[START]

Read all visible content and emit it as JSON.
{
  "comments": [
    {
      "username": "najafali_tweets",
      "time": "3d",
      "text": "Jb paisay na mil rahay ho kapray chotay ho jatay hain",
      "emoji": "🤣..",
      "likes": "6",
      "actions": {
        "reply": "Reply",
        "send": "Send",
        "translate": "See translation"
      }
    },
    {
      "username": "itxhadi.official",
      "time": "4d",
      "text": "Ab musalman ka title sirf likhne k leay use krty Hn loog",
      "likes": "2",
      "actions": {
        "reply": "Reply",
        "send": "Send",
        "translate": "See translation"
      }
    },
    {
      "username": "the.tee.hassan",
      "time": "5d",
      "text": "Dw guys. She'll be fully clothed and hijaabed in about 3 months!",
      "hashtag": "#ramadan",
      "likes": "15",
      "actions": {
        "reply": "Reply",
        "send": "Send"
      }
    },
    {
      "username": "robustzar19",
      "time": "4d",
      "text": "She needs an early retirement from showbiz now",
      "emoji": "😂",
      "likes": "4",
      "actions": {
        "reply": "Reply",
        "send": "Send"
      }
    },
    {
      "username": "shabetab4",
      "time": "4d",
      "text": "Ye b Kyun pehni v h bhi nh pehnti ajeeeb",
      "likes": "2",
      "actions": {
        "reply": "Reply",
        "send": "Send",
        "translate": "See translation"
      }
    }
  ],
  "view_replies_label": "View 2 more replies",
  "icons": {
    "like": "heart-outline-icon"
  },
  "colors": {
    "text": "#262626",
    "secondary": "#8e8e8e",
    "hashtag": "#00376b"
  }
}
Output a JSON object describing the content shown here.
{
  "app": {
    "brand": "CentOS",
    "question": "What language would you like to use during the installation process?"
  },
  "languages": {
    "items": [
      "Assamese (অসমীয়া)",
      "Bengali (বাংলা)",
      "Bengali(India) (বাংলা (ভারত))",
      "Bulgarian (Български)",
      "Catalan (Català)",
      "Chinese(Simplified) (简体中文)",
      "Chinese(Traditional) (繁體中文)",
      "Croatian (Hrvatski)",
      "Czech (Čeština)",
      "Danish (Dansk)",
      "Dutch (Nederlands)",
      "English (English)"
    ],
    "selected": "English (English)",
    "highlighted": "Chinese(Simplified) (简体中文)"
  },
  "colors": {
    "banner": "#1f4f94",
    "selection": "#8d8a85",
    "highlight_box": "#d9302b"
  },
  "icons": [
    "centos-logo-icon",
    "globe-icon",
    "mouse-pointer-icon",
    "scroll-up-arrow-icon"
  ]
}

[END]

#### What you are asked to do
Every line of the records above needs to be given again exactly.

#### Task result
Read all visible content and emit it as JSON.
{
  "comments": [
    {
      "username": "najafali_tweets",
      "time": "3d",
      "text": "Jb paisay na mil rahay ho kapray chotay ho jatay hain",
      "emoji": "🤣..",
      "likes": "6",
      "actions": {
        "reply": "Reply",
        "send": "Send",
        "translate": "See translation"
      }
    },
    {
      "username": "itxhadi.official",
      "time": "4d",
      "text": "Ab musalman ka title sirf likhne k leay use krty Hn loog",
      "likes": "2",
      "actions": {
        "reply": "Reply",
        "send": "Send",
        "translate": "See translation"
      }
    },
    {
      "username": "the.tee.hassan",
      "time": "5d",
      "text": "Dw guys. She'll be fully clothed and hijaabed in about 3 months!",
      "hashtag": "#ramadan",
      "likes": "15",
      "actions": {
        "reply": "Reply",
        "send": "Send"
      }
    },
    {
      "username": "robustzar19",
      "time": "4d",
      "text": "She needs an early retirement from showbiz now",
      "emoji": "😂",
      "likes": "4",
      "actions": {
        "reply": "Reply",
        "send": "Send"
      }
    },
    {
      "username": "shabetab4",
      "time": "4d",
      "text": "Ye b Kyun pehni v h bhi nh pehnti ajeeeb",
      "likes": "2",
      "actions": {
        "reply": "Reply",
        "send": "Send",
        "translate": "See translation"
      }
    }
  ],
  "view_replies_label": "View 2 more replies",
  "icons": {
    "like": "heart-outline-icon"
  },
  "colors": {
    "text": "#262626",
    "secondary": "#8e8e8e",
    "hashtag": "#00376b"
  }
}
Output a JSON object describing the content shown here.
{
  "app": {
    "brand": "CentOS",
    "question": "What language would you like to use during the installation process?"
  },
  "languages": {
    "items": [
      "Assamese (অসমীয়া)",
      "Bengali (বাংলা)",
      "Bengali(India) (বাংলা (ভারত))",
      "Bulgarian (Български)",
      "Catalan (Català)",
      "Chinese(Simplified) (简体中文)",
      "Chinese(Traditional) (繁體中文)",
      "Croatian (Hrvatski)",
      "Czech (Čeština)",
      "Danish (Dansk)",
      "Dutch (Nederlands)",
      "English (English)"
    ],
    "selected": "English (English)",
    "highlighted": "Chinese(Simplified) (简体中文)"
  },
  "colors": {
    "banner": "#1f4f94",
    "selection": "#8d8a85",
    "highlight_box": "#d9302b"
  },
  "icons": [
    "centos-logo-icon",
    "globe-icon",
    "mouse-pointer-icon",
    "scroll-up-arrow-icon"
  ]
}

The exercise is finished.